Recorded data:
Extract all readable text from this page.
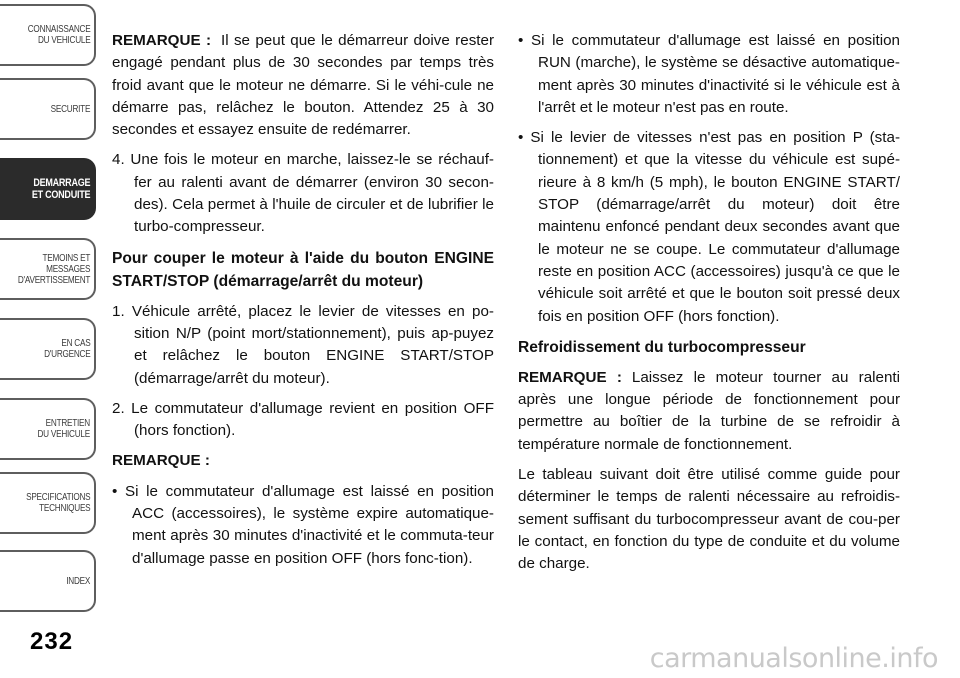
CONNAISSANCE
DU VEHICULE
SECURITE
DEMARRAGE
ET CONDUITE
TEMOINS ET
MESSAGES
D'AVERTISSEMENT
EN CAS
D'URGENCE
ENTRETIEN
DU VEHICULE
SPECIFICATIONS
TECHNIQUES
INDEX
232

REMARQUE : Il se peut que le démarreur doive rester engagé pendant plus de 30 secondes par temps très froid avant que le moteur ne démarre. Si le véhi-cule ne démarre pas, relâchez le bouton. Attendez 25 à 30 secondes et essayez ensuite de redémarrer.

4. Une fois le moteur en marche, laissez-le se réchauf-fer au ralenti avant de démarrer (environ 30 secon-des). Cela permet à l'huile de circuler et de lubrifier le turbo-compresseur.

Pour couper le moteur à l'aide du bouton ENGINE START/STOP (démarrage/arrêt du moteur)

1. Véhicule arrêté, placez le levier de vitesses en po-sition N/P (point mort/stationnement), puis ap-puyez et relâchez le bouton ENGINE START/STOP (démarrage/arrêt du moteur).

2. Le commutateur d'allumage revient en position OFF (hors fonction).

REMARQUE :

• Si le commutateur d'allumage est laissé en position ACC (accessoires), le système expire automatique-ment après 30 minutes d'inactivité et le commuta-teur d'allumage passe en position OFF (hors fonc-tion).

• Si le commutateur d'allumage est laissé en position RUN (marche), le système se désactive automatique-ment après 30 minutes d'inactivité si le véhicule est à l'arrêt et le moteur n'est pas en route.

• Si le levier de vitesses n'est pas en position P (sta-tionnement) et que la vitesse du véhicule est supé-rieure à 8 km/h (5 mph), le bouton ENGINE START/ STOP (démarrage/arrêt du moteur) doit être maintenu enfoncé pendant deux secondes avant que le moteur ne se coupe. Le commutateur d'allumage reste en position ACC (accessoires) jusqu'à ce que le véhicule soit arrêté et que le bouton soit pressé deux fois en position OFF (hors fonction).

Refroidissement du turbocompresseur

REMARQUE : Laissez le moteur tourner au ralenti après une longue période de fonctionnement pour permettre au boîtier de la turbine de se refroidir à température normale de fonctionnement.

Le tableau suivant doit être utilisé comme guide pour déterminer le temps de ralenti nécessaire au refroidis-sement suffisant du turbocompresseur avant de cou-per le contact, en fonction du type de conduite et du volume de charge.

carmanualsonline.info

Set problem: Without the pictures, retype the whole of the material above exactly.

Completed exercise:
Extract all readable text from this page.
CONNAISSANCE
DU VEHICULE
SECURITE
DEMARRAGE
ET CONDUITE
TEMOINS ET
MESSAGES
D'AVERTISSEMENT
EN CAS
D'URGENCE
ENTRETIEN
DU VEHICULE
SPECIFICATIONS
TECHNIQUES
INDEX
232

REMARQUE : Il se peut que le démarreur doive rester engagé pendant plus de 30 secondes par temps très froid avant que le moteur ne démarre. Si le véhi-cule ne démarre pas, relâchez le bouton. Attendez 25 à 30 secondes et essayez ensuite de redémarrer.

4. Une fois le moteur en marche, laissez-le se réchauf-fer au ralenti avant de démarrer (environ 30 secon-des). Cela permet à l'huile de circuler et de lubrifier le turbo-compresseur.

Pour couper le moteur à l'aide du bouton ENGINE START/STOP (démarrage/arrêt du moteur)

1. Véhicule arrêté, placez le levier de vitesses en po-sition N/P (point mort/stationnement), puis ap-puyez et relâchez le bouton ENGINE START/STOP (démarrage/arrêt du moteur).

2. Le commutateur d'allumage revient en position OFF (hors fonction).

REMARQUE :

• Si le commutateur d'allumage est laissé en position ACC (accessoires), le système expire automatique-ment après 30 minutes d'inactivité et le commuta-teur d'allumage passe en position OFF (hors fonc-tion).

• Si le commutateur d'allumage est laissé en position RUN (marche), le système se désactive automatique-ment après 30 minutes d'inactivité si le véhicule est à l'arrêt et le moteur n'est pas en route.

• Si le levier de vitesses n'est pas en position P (sta-tionnement) et que la vitesse du véhicule est supé-rieure à 8 km/h (5 mph), le bouton ENGINE START/ STOP (démarrage/arrêt du moteur) doit être maintenu enfoncé pendant deux secondes avant que le moteur ne se coupe. Le commutateur d'allumage reste en position ACC (accessoires) jusqu'à ce que le véhicule soit arrêté et que le bouton soit pressé deux fois en position OFF (hors fonction).

Refroidissement du turbocompresseur

REMARQUE : Laissez le moteur tourner au ralenti après une longue période de fonctionnement pour permettre au boîtier de la turbine de se refroidir à température normale de fonctionnement.

Le tableau suivant doit être utilisé comme guide pour déterminer le temps de ralenti nécessaire au refroidis-sement suffisant du turbocompresseur avant de cou-per le contact, en fonction du type de conduite et du volume de charge.

carmanualsonline.info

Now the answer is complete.